[begin RAW RECORDS]
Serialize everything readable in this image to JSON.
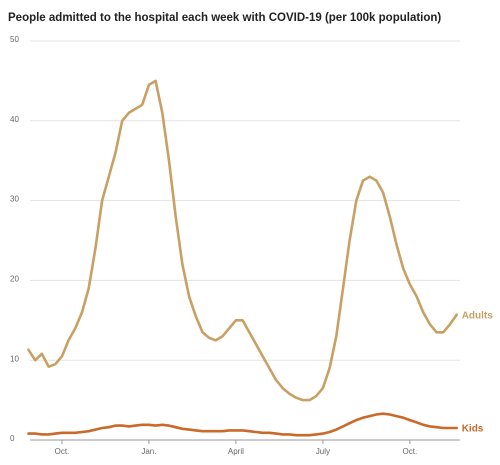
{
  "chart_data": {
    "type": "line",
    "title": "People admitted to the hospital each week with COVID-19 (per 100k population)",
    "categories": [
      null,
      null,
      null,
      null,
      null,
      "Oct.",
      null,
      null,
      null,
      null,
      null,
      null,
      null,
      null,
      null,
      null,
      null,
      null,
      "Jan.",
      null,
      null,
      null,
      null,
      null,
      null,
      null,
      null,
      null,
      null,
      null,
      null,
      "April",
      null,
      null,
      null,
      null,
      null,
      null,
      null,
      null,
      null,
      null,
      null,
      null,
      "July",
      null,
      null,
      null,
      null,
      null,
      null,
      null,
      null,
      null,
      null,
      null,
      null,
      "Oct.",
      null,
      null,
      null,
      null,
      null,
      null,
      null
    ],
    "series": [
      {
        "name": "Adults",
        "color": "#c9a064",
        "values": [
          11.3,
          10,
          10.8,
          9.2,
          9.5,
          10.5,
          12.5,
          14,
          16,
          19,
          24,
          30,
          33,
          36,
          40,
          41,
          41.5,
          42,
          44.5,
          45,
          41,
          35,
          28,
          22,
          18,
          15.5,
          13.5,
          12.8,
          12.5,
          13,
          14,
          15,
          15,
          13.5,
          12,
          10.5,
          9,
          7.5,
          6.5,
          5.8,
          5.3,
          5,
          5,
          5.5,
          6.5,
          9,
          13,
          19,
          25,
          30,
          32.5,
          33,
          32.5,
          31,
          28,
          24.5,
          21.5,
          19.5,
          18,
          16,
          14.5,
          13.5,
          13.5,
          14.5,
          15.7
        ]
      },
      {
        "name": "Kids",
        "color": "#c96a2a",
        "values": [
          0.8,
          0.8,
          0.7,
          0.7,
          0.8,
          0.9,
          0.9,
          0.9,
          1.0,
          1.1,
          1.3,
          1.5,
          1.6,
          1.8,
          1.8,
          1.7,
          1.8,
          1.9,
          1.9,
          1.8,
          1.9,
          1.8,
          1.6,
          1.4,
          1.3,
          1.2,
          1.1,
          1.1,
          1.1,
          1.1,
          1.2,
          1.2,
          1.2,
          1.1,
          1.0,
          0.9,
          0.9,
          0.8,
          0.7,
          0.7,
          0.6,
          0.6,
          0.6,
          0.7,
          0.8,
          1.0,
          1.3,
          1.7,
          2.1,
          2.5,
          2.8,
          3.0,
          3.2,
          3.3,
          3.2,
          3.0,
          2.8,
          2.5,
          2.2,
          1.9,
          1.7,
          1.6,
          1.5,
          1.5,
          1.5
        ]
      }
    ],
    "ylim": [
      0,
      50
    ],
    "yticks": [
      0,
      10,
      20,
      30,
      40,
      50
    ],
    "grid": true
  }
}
[end RAW RECORDS]
> _EXERCISE PROMPT_
Go through the listing above and write it all out exactly, leaving out any picture.

> _ANSWER TO THIS PROBLEM_
Serialize everything readable in this image to JSON.
{
  "chart_data": {
    "type": "line",
    "title": "People admitted to the hospital each week with COVID-19 (per 100k population)",
    "categories": [
      null,
      null,
      null,
      null,
      null,
      "Oct.",
      null,
      null,
      null,
      null,
      null,
      null,
      null,
      null,
      null,
      null,
      null,
      null,
      "Jan.",
      null,
      null,
      null,
      null,
      null,
      null,
      null,
      null,
      null,
      null,
      null,
      null,
      "April",
      null,
      null,
      null,
      null,
      null,
      null,
      null,
      null,
      null,
      null,
      null,
      null,
      "July",
      null,
      null,
      null,
      null,
      null,
      null,
      null,
      null,
      null,
      null,
      null,
      null,
      "Oct.",
      null,
      null,
      null,
      null,
      null,
      null,
      null
    ],
    "series": [
      {
        "name": "Adults",
        "color": "#c9a064",
        "values": [
          11.3,
          10,
          10.8,
          9.2,
          9.5,
          10.5,
          12.5,
          14,
          16,
          19,
          24,
          30,
          33,
          36,
          40,
          41,
          41.5,
          42,
          44.5,
          45,
          41,
          35,
          28,
          22,
          18,
          15.5,
          13.5,
          12.8,
          12.5,
          13,
          14,
          15,
          15,
          13.5,
          12,
          10.5,
          9,
          7.5,
          6.5,
          5.8,
          5.3,
          5,
          5,
          5.5,
          6.5,
          9,
          13,
          19,
          25,
          30,
          32.5,
          33,
          32.5,
          31,
          28,
          24.5,
          21.5,
          19.5,
          18,
          16,
          14.5,
          13.5,
          13.5,
          14.5,
          15.7
        ]
      },
      {
        "name": "Kids",
        "color": "#c96a2a",
        "values": [
          0.8,
          0.8,
          0.7,
          0.7,
          0.8,
          0.9,
          0.9,
          0.9,
          1.0,
          1.1,
          1.3,
          1.5,
          1.6,
          1.8,
          1.8,
          1.7,
          1.8,
          1.9,
          1.9,
          1.8,
          1.9,
          1.8,
          1.6,
          1.4,
          1.3,
          1.2,
          1.1,
          1.1,
          1.1,
          1.1,
          1.2,
          1.2,
          1.2,
          1.1,
          1.0,
          0.9,
          0.9,
          0.8,
          0.7,
          0.7,
          0.6,
          0.6,
          0.6,
          0.7,
          0.8,
          1.0,
          1.3,
          1.7,
          2.1,
          2.5,
          2.8,
          3.0,
          3.2,
          3.3,
          3.2,
          3.0,
          2.8,
          2.5,
          2.2,
          1.9,
          1.7,
          1.6,
          1.5,
          1.5,
          1.5
        ]
      }
    ],
    "ylim": [
      0,
      50
    ],
    "yticks": [
      0,
      10,
      20,
      30,
      40,
      50
    ],
    "grid": true
  }
}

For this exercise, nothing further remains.